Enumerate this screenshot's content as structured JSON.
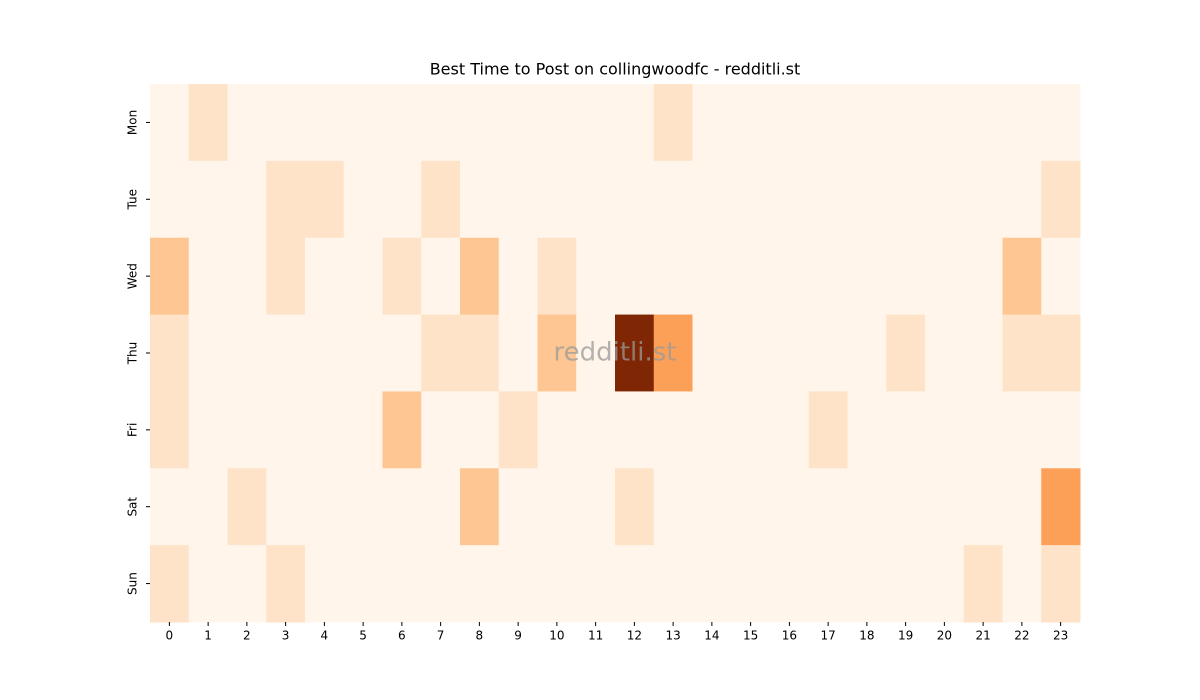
{
  "chart_data": {
    "type": "heatmap",
    "title": "Best Time to Post on collingwoodfc - redditli.st",
    "watermark": "redditli.st",
    "x": [
      0,
      1,
      2,
      3,
      4,
      5,
      6,
      7,
      8,
      9,
      10,
      11,
      12,
      13,
      14,
      15,
      16,
      17,
      18,
      19,
      20,
      21,
      22,
      23
    ],
    "categories": [
      "Mon",
      "Tue",
      "Wed",
      "Thu",
      "Fri",
      "Sat",
      "Sun"
    ],
    "values": [
      [
        0,
        1,
        0,
        0,
        0,
        0,
        0,
        0,
        0,
        0,
        0,
        0,
        0,
        1,
        0,
        0,
        0,
        0,
        0,
        0,
        0,
        0,
        0,
        0
      ],
      [
        0,
        0,
        0,
        1,
        1,
        0,
        0,
        1,
        0,
        0,
        0,
        0,
        0,
        0,
        0,
        0,
        0,
        0,
        0,
        0,
        0,
        0,
        0,
        1
      ],
      [
        2,
        0,
        0,
        1,
        0,
        0,
        1,
        0,
        2,
        0,
        1,
        0,
        0,
        0,
        0,
        0,
        0,
        0,
        0,
        0,
        0,
        0,
        2,
        0
      ],
      [
        1,
        0,
        0,
        0,
        0,
        0,
        0,
        1,
        1,
        0,
        2,
        0,
        7,
        3,
        0,
        0,
        0,
        0,
        0,
        1,
        0,
        0,
        1,
        1
      ],
      [
        1,
        0,
        0,
        0,
        0,
        0,
        2,
        0,
        0,
        1,
        0,
        0,
        0,
        0,
        0,
        0,
        0,
        1,
        0,
        0,
        0,
        0,
        0,
        0
      ],
      [
        0,
        0,
        1,
        0,
        0,
        0,
        0,
        0,
        2,
        0,
        0,
        0,
        1,
        0,
        0,
        0,
        0,
        0,
        0,
        0,
        0,
        0,
        0,
        3
      ],
      [
        1,
        0,
        0,
        1,
        0,
        0,
        0,
        0,
        0,
        0,
        0,
        0,
        0,
        0,
        0,
        0,
        0,
        0,
        0,
        0,
        0,
        1,
        0,
        1
      ]
    ],
    "colormap": [
      "#fff5eb",
      "#fee6ce",
      "#fdd0a2",
      "#fdae6b",
      "#fd8d3c",
      "#f16913",
      "#d94801",
      "#a63603",
      "#7f2704"
    ]
  }
}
★ ★ ★ ★ ★
# DO THIS
Select every line of the records holding the string "redditli".

# REPLY TO THE TASK
    "title": "Best Time to Post on collingwoodfc - redditli.st",
    "watermark": "redditli.st",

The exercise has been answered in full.